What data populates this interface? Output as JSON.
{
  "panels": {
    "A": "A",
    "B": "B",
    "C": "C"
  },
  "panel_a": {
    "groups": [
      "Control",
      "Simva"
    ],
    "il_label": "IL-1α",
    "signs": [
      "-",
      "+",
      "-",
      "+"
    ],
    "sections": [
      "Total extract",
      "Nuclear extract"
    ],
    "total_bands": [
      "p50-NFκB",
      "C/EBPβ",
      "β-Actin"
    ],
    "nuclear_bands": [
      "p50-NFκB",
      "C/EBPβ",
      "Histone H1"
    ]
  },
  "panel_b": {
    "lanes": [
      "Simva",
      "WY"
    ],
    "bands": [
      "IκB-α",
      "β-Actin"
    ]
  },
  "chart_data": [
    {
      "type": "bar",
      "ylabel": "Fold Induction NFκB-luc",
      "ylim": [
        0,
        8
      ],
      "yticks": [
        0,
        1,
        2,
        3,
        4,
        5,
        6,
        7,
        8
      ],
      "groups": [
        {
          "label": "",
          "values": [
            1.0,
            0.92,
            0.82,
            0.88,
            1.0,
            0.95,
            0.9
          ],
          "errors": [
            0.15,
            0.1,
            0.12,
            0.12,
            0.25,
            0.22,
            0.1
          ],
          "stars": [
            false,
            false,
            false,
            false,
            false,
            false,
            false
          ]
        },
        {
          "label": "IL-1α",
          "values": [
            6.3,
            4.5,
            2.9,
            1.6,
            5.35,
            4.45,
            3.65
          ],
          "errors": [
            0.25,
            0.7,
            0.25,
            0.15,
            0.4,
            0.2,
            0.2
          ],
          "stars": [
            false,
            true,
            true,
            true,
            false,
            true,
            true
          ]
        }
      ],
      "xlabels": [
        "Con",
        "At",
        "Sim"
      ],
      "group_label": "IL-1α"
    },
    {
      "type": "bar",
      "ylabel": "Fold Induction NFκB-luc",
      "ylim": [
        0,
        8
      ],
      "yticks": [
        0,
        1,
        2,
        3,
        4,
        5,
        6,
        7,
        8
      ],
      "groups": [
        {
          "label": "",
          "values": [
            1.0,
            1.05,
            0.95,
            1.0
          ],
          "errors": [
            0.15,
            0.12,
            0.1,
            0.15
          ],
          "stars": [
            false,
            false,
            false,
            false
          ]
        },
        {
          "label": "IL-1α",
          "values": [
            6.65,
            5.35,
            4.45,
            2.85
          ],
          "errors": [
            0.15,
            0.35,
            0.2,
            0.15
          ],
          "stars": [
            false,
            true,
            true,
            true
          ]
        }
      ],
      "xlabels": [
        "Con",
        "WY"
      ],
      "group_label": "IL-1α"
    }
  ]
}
..............................
Given exercise
Copy the records above exactly as they appear.

Correct output
What data populates this interface? Output as JSON.
{
  "panels": {
    "A": "A",
    "B": "B",
    "C": "C"
  },
  "panel_a": {
    "groups": [
      "Control",
      "Simva"
    ],
    "il_label": "IL-1α",
    "signs": [
      "-",
      "+",
      "-",
      "+"
    ],
    "sections": [
      "Total extract",
      "Nuclear extract"
    ],
    "total_bands": [
      "p50-NFκB",
      "C/EBPβ",
      "β-Actin"
    ],
    "nuclear_bands": [
      "p50-NFκB",
      "C/EBPβ",
      "Histone H1"
    ]
  },
  "panel_b": {
    "lanes": [
      "Simva",
      "WY"
    ],
    "bands": [
      "IκB-α",
      "β-Actin"
    ]
  },
  "chart_data": [
    {
      "type": "bar",
      "ylabel": "Fold Induction NFκB-luc",
      "ylim": [
        0,
        8
      ],
      "yticks": [
        0,
        1,
        2,
        3,
        4,
        5,
        6,
        7,
        8
      ],
      "groups": [
        {
          "label": "",
          "values": [
            1.0,
            0.92,
            0.82,
            0.88,
            1.0,
            0.95,
            0.9
          ],
          "errors": [
            0.15,
            0.1,
            0.12,
            0.12,
            0.25,
            0.22,
            0.1
          ],
          "stars": [
            false,
            false,
            false,
            false,
            false,
            false,
            false
          ]
        },
        {
          "label": "IL-1α",
          "values": [
            6.3,
            4.5,
            2.9,
            1.6,
            5.35,
            4.45,
            3.65
          ],
          "errors": [
            0.25,
            0.7,
            0.25,
            0.15,
            0.4,
            0.2,
            0.2
          ],
          "stars": [
            false,
            true,
            true,
            true,
            false,
            true,
            true
          ]
        }
      ],
      "xlabels": [
        "Con",
        "At",
        "Sim"
      ],
      "group_label": "IL-1α"
    },
    {
      "type": "bar",
      "ylabel": "Fold Induction NFκB-luc",
      "ylim": [
        0,
        8
      ],
      "yticks": [
        0,
        1,
        2,
        3,
        4,
        5,
        6,
        7,
        8
      ],
      "groups": [
        {
          "label": "",
          "values": [
            1.0,
            1.05,
            0.95,
            1.0
          ],
          "errors": [
            0.15,
            0.12,
            0.1,
            0.15
          ],
          "stars": [
            false,
            false,
            false,
            false
          ]
        },
        {
          "label": "IL-1α",
          "values": [
            6.65,
            5.35,
            4.45,
            2.85
          ],
          "errors": [
            0.15,
            0.35,
            0.2,
            0.15
          ],
          "stars": [
            false,
            true,
            true,
            true
          ]
        }
      ],
      "xlabels": [
        "Con",
        "WY"
      ],
      "group_label": "IL-1α"
    }
  ]
}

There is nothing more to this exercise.